***** Data provided *****

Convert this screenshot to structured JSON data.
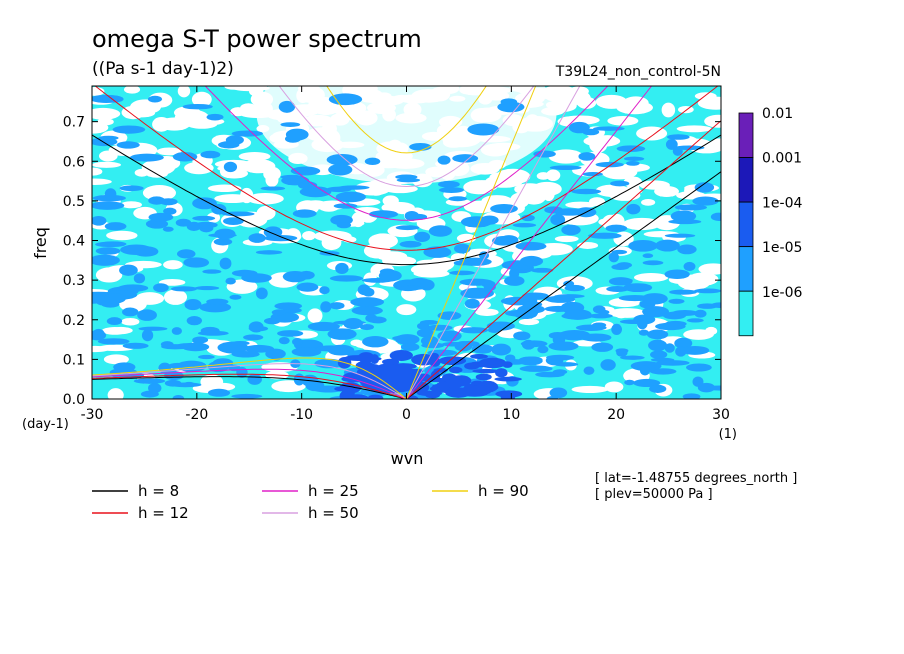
{
  "chart_data": {
    "type": "heatmap",
    "title": "omega S-T power spectrum",
    "subtitle": "((Pa s-1 day-1)2)",
    "run_label": "T39L24_non_control-5N",
    "xlabel": "wvn",
    "ylabel": "freq",
    "x_unit": "(1)",
    "y_unit": "(day-1)",
    "xlim": [
      -30,
      30
    ],
    "ylim": [
      0,
      0.79
    ],
    "x_ticks": [
      -30,
      -20,
      -10,
      0,
      10,
      20,
      30
    ],
    "x_tick_labels": [
      "-30",
      "-20",
      "-10",
      "0",
      "10",
      "20",
      "30"
    ],
    "y_ticks": [
      0.0,
      0.1,
      0.2,
      0.3,
      0.4,
      0.5,
      0.6,
      0.7
    ],
    "y_tick_labels": [
      "0.0",
      "0.1",
      "0.2",
      "0.3",
      "0.4",
      "0.5",
      "0.6",
      "0.7"
    ],
    "colorbar": {
      "levels": [
        "0.01",
        "0.001",
        "1e-04",
        "1e-05",
        "1e-06"
      ],
      "colors": [
        "#6a1fb8",
        "#1c18b8",
        "#1a5cf0",
        "#1fa0ff",
        "#33eef2"
      ]
    },
    "series": [
      {
        "name": "h =  8",
        "h": 8,
        "color": "#000000"
      },
      {
        "name": "h = 12",
        "h": 12,
        "color": "#e8101c"
      },
      {
        "name": "h = 25",
        "h": 25,
        "color": "#e020c8"
      },
      {
        "name": "h = 50",
        "h": 50,
        "color": "#d8a0e0"
      },
      {
        "name": "h = 90",
        "h": 90,
        "color": "#f0d010"
      }
    ],
    "info": [
      "[ lat=-1.48755 degrees_north ]",
      "[ plev=50000 Pa ]"
    ]
  }
}
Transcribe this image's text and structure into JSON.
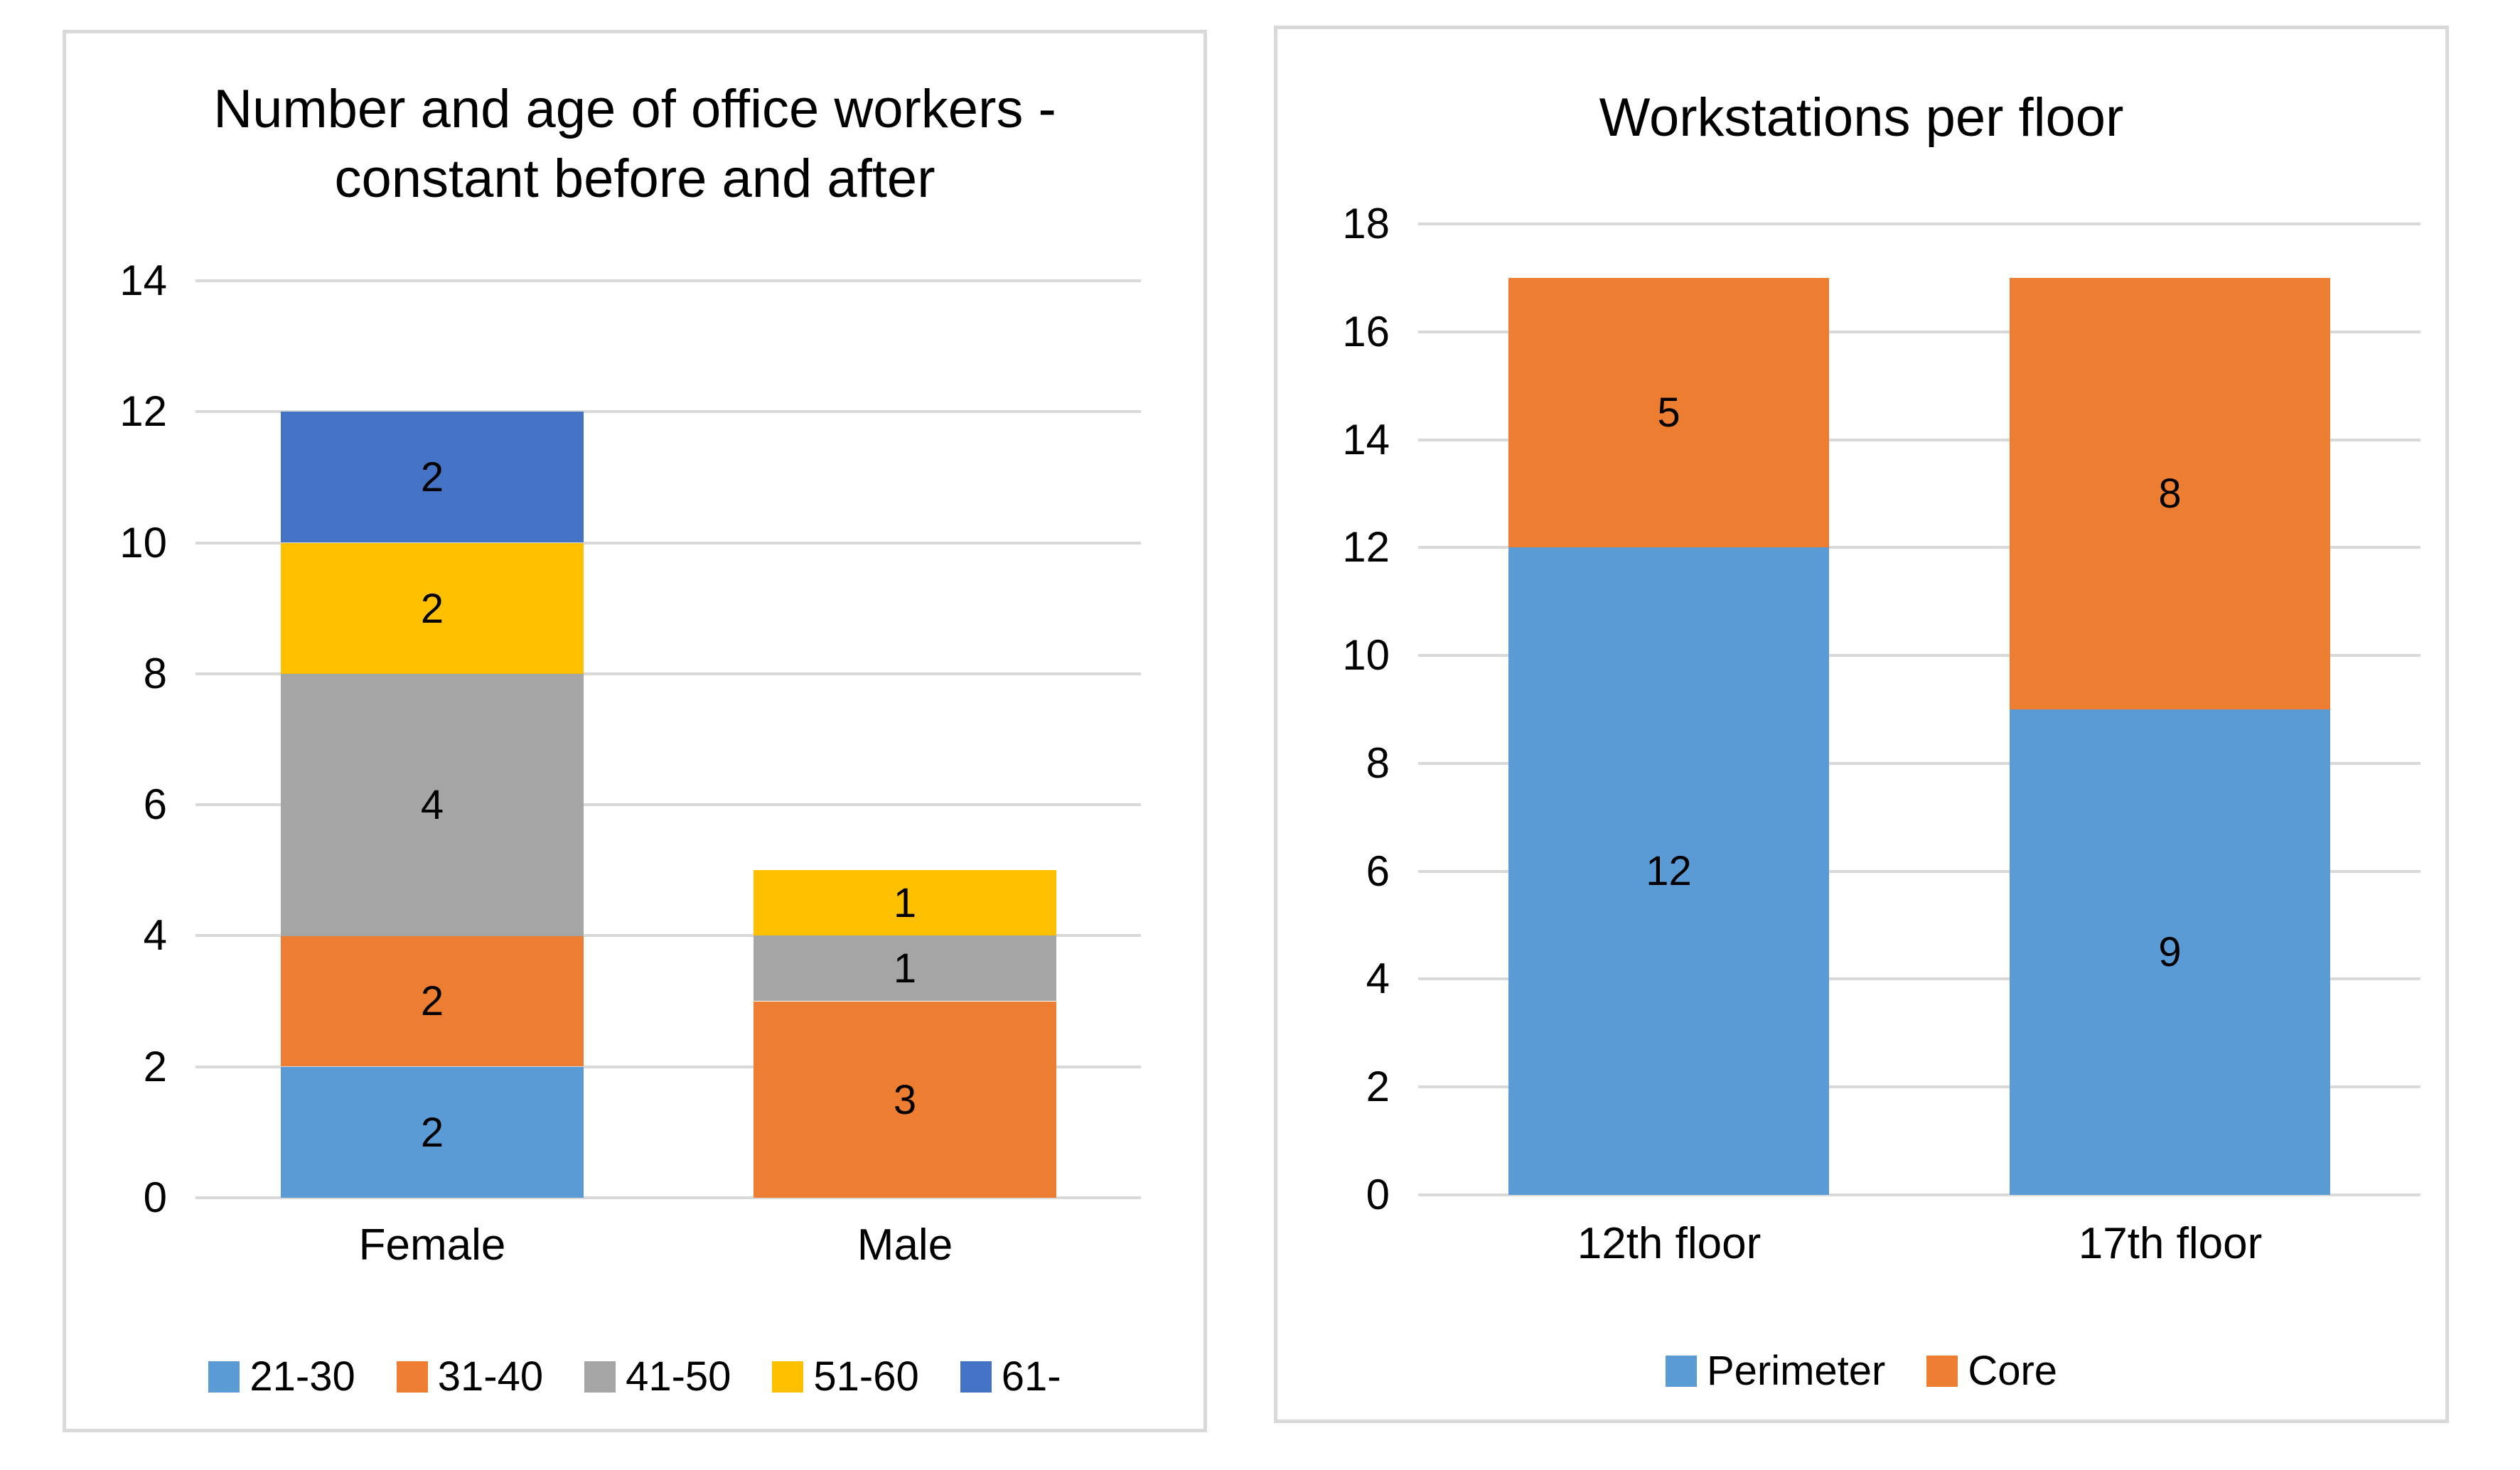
{
  "colors": {
    "background": "#FFFFFF",
    "panel_border": "#D9D9D9",
    "gridline": "#D9D9D9",
    "text": "#000000",
    "series_blue": "#5B9BD5",
    "series_orange": "#ED7D31",
    "series_gray": "#A5A5A5",
    "series_yellow": "#FFC000",
    "series_dark_blue": "#4472C4"
  },
  "chart_data": [
    {
      "type": "bar",
      "subtype": "stacked-column",
      "title": "Number and age of office workers - constant before and after",
      "title_lines": [
        "Number and age of office workers -",
        "constant before and after"
      ],
      "categories": [
        "Female",
        "Male"
      ],
      "series": [
        {
          "name": "21-30",
          "color": "#5B9BD5",
          "values": [
            2,
            0
          ]
        },
        {
          "name": "31-40",
          "color": "#ED7D31",
          "values": [
            2,
            3
          ]
        },
        {
          "name": "41-50",
          "color": "#A5A5A5",
          "values": [
            4,
            1
          ]
        },
        {
          "name": "51-60",
          "color": "#FFC000",
          "values": [
            2,
            1
          ]
        },
        {
          "name": "61-",
          "color": "#4472C4",
          "values": [
            2,
            0
          ]
        }
      ],
      "stack_totals": [
        12,
        5
      ],
      "xlabel": "",
      "ylabel": "",
      "ylim": [
        0,
        14
      ],
      "ytick_step": 2,
      "yticks": [
        "0",
        "2",
        "4",
        "6",
        "8",
        "10",
        "12",
        "14"
      ],
      "grid": "horizontal",
      "data_labels": true,
      "legend_position": "bottom"
    },
    {
      "type": "bar",
      "subtype": "stacked-column",
      "title": "Workstations per floor",
      "title_lines": [
        "Workstations per floor"
      ],
      "categories": [
        "12th floor",
        "17th floor"
      ],
      "series": [
        {
          "name": "Perimeter",
          "color": "#5B9BD5",
          "values": [
            12,
            9
          ]
        },
        {
          "name": "Core",
          "color": "#ED7D31",
          "values": [
            5,
            8
          ]
        }
      ],
      "stack_totals": [
        17,
        17
      ],
      "xlabel": "",
      "ylabel": "",
      "ylim": [
        0,
        18
      ],
      "ytick_step": 2,
      "yticks": [
        "0",
        "2",
        "4",
        "6",
        "8",
        "10",
        "12",
        "14",
        "16",
        "18"
      ],
      "grid": "horizontal",
      "data_labels": true,
      "legend_position": "bottom"
    }
  ]
}
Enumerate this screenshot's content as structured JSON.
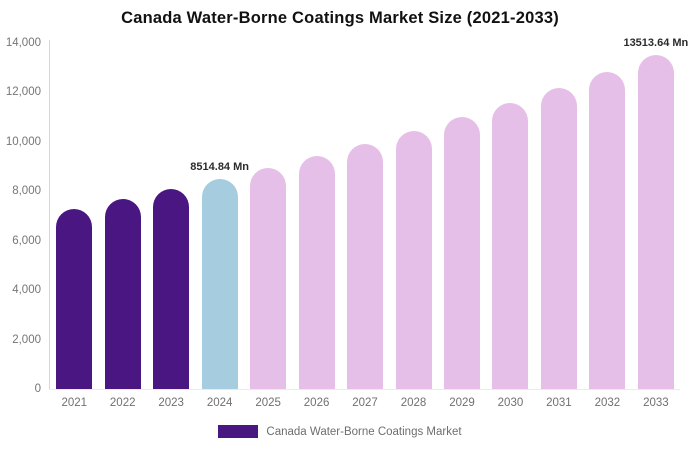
{
  "title": "Canada Water-Borne Coatings Market Size (2021-2033)",
  "chart_data": {
    "type": "bar",
    "title": "Canada Water-Borne Coatings Market Size (2021-2033)",
    "unit": "Mn",
    "categories": [
      "2021",
      "2022",
      "2023",
      "2024",
      "2025",
      "2026",
      "2027",
      "2028",
      "2029",
      "2030",
      "2031",
      "2032",
      "2033"
    ],
    "values": [
      7300,
      7700,
      8100,
      8514.84,
      8963,
      9435,
      9932,
      10455,
      11006,
      11586,
      12196,
      12838,
      13513.64
    ],
    "bar_colors": [
      "#4A1682",
      "#4A1682",
      "#4A1682",
      "#A5CCDF",
      "#E5BFE7",
      "#E5BFE7",
      "#E5BFE7",
      "#E5BFE7",
      "#E5BFE7",
      "#E5BFE7",
      "#E5BFE7",
      "#E5BFE7",
      "#E5BFE7"
    ],
    "segment_colors": {
      "historical": "#4A1682",
      "highlight": "#A5CCDF",
      "forecast": "#E5BFE7"
    },
    "annotations": [
      {
        "index": 3,
        "text": "8514.84 Mn"
      },
      {
        "index": 12,
        "text": "13513.64 Mn"
      }
    ],
    "ylim": [
      0,
      14000
    ],
    "yticks": [
      "0",
      "2,000",
      "4,000",
      "6,000",
      "8,000",
      "10,000",
      "12,000",
      "14,000"
    ],
    "xlabel": "",
    "ylabel": "",
    "grid": false,
    "legend_position": "bottom"
  },
  "legend": {
    "label": "Canada Water-Borne Coatings Market",
    "swatch_color": "#4A1682"
  }
}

*****

Transcribe the preceding listing in its entirety and with exact wording, leaving out pictures.

Convert this screenshot to structured JSON data.
{
  "chart_data": {
    "type": "heatmap",
    "title": "omega S-T power spectrum",
    "subtitle": "((Pa s-1 day-1)2)",
    "run_label": "T39L24_non_control-5N",
    "xlabel": "wvn",
    "ylabel": "freq",
    "x_unit": "(1)",
    "y_unit": "(day-1)",
    "xlim": [
      -30,
      30
    ],
    "ylim": [
      0,
      0.79
    ],
    "x_ticks": [
      -30,
      -20,
      -10,
      0,
      10,
      20,
      30
    ],
    "x_tick_labels": [
      "-30",
      "-20",
      "-10",
      "0",
      "10",
      "20",
      "30"
    ],
    "y_ticks": [
      0.0,
      0.1,
      0.2,
      0.3,
      0.4,
      0.5,
      0.6,
      0.7
    ],
    "y_tick_labels": [
      "0.0",
      "0.1",
      "0.2",
      "0.3",
      "0.4",
      "0.5",
      "0.6",
      "0.7"
    ],
    "colorbar": {
      "levels": [
        "0.01",
        "0.001",
        "1e-04",
        "1e-05",
        "1e-06"
      ],
      "colors": [
        "#6a1fb8",
        "#1c18b8",
        "#1a5cf0",
        "#1fa0ff",
        "#33eef2"
      ]
    },
    "series": [
      {
        "name": "h =  8",
        "h": 8,
        "color": "#000000"
      },
      {
        "name": "h = 12",
        "h": 12,
        "color": "#e8101c"
      },
      {
        "name": "h = 25",
        "h": 25,
        "color": "#e020c8"
      },
      {
        "name": "h = 50",
        "h": 50,
        "color": "#d8a0e0"
      },
      {
        "name": "h = 90",
        "h": 90,
        "color": "#f0d010"
      }
    ],
    "info": [
      "[ lat=-1.48755 degrees_north ]",
      "[ plev=50000 Pa ]"
    ]
  }
}
Transcribe this image's text and structure into JSON.
{
  "colors": {
    "background": "#FFFFFF",
    "panel_border": "#D9D9D9",
    "gridline": "#D9D9D9",
    "text": "#000000",
    "series_blue": "#5B9BD5",
    "series_orange": "#ED7D31",
    "series_gray": "#A5A5A5",
    "series_yellow": "#FFC000",
    "series_dark_blue": "#4472C4"
  },
  "chart_data": [
    {
      "type": "bar",
      "subtype": "stacked-column",
      "title": "Number and age of office workers - constant before and after",
      "title_lines": [
        "Number and age of office workers -",
        "constant before and after"
      ],
      "categories": [
        "Female",
        "Male"
      ],
      "series": [
        {
          "name": "21-30",
          "color": "#5B9BD5",
          "values": [
            2,
            0
          ]
        },
        {
          "name": "31-40",
          "color": "#ED7D31",
          "values": [
            2,
            3
          ]
        },
        {
          "name": "41-50",
          "color": "#A5A5A5",
          "values": [
            4,
            1
          ]
        },
        {
          "name": "51-60",
          "color": "#FFC000",
          "values": [
            2,
            1
          ]
        },
        {
          "name": "61-",
          "color": "#4472C4",
          "values": [
            2,
            0
          ]
        }
      ],
      "stack_totals": [
        12,
        5
      ],
      "xlabel": "",
      "ylabel": "",
      "ylim": [
        0,
        14
      ],
      "ytick_step": 2,
      "yticks": [
        "0",
        "2",
        "4",
        "6",
        "8",
        "10",
        "12",
        "14"
      ],
      "grid": "horizontal",
      "data_labels": true,
      "legend_position": "bottom"
    },
    {
      "type": "bar",
      "subtype": "stacked-column",
      "title": "Workstations per floor",
      "title_lines": [
        "Workstations per floor"
      ],
      "categories": [
        "12th floor",
        "17th floor"
      ],
      "series": [
        {
          "name": "Perimeter",
          "color": "#5B9BD5",
          "values": [
            12,
            9
          ]
        },
        {
          "name": "Core",
          "color": "#ED7D31",
          "values": [
            5,
            8
          ]
        }
      ],
      "stack_totals": [
        17,
        17
      ],
      "xlabel": "",
      "ylabel": "",
      "ylim": [
        0,
        18
      ],
      "ytick_step": 2,
      "yticks": [
        "0",
        "2",
        "4",
        "6",
        "8",
        "10",
        "12",
        "14",
        "16",
        "18"
      ],
      "grid": "horizontal",
      "data_labels": true,
      "legend_position": "bottom"
    }
  ]
}
Enumerate this screenshot's content as structured JSON.
{
  "title": "Canada Water-Borne Coatings Market Size (2021-2033)",
  "chart_data": {
    "type": "bar",
    "title": "Canada Water-Borne Coatings Market Size (2021-2033)",
    "unit": "Mn",
    "categories": [
      "2021",
      "2022",
      "2023",
      "2024",
      "2025",
      "2026",
      "2027",
      "2028",
      "2029",
      "2030",
      "2031",
      "2032",
      "2033"
    ],
    "values": [
      7300,
      7700,
      8100,
      8514.84,
      8963,
      9435,
      9932,
      10455,
      11006,
      11586,
      12196,
      12838,
      13513.64
    ],
    "bar_colors": [
      "#4A1682",
      "#4A1682",
      "#4A1682",
      "#A5CCDF",
      "#E5BFE7",
      "#E5BFE7",
      "#E5BFE7",
      "#E5BFE7",
      "#E5BFE7",
      "#E5BFE7",
      "#E5BFE7",
      "#E5BFE7",
      "#E5BFE7"
    ],
    "segment_colors": {
      "historical": "#4A1682",
      "highlight": "#A5CCDF",
      "forecast": "#E5BFE7"
    },
    "annotations": [
      {
        "index": 3,
        "text": "8514.84 Mn"
      },
      {
        "index": 12,
        "text": "13513.64 Mn"
      }
    ],
    "ylim": [
      0,
      14000
    ],
    "yticks": [
      "0",
      "2,000",
      "4,000",
      "6,000",
      "8,000",
      "10,000",
      "12,000",
      "14,000"
    ],
    "xlabel": "",
    "ylabel": "",
    "grid": false,
    "legend_position": "bottom"
  },
  "legend": {
    "label": "Canada Water-Borne Coatings Market",
    "swatch_color": "#4A1682"
  }
}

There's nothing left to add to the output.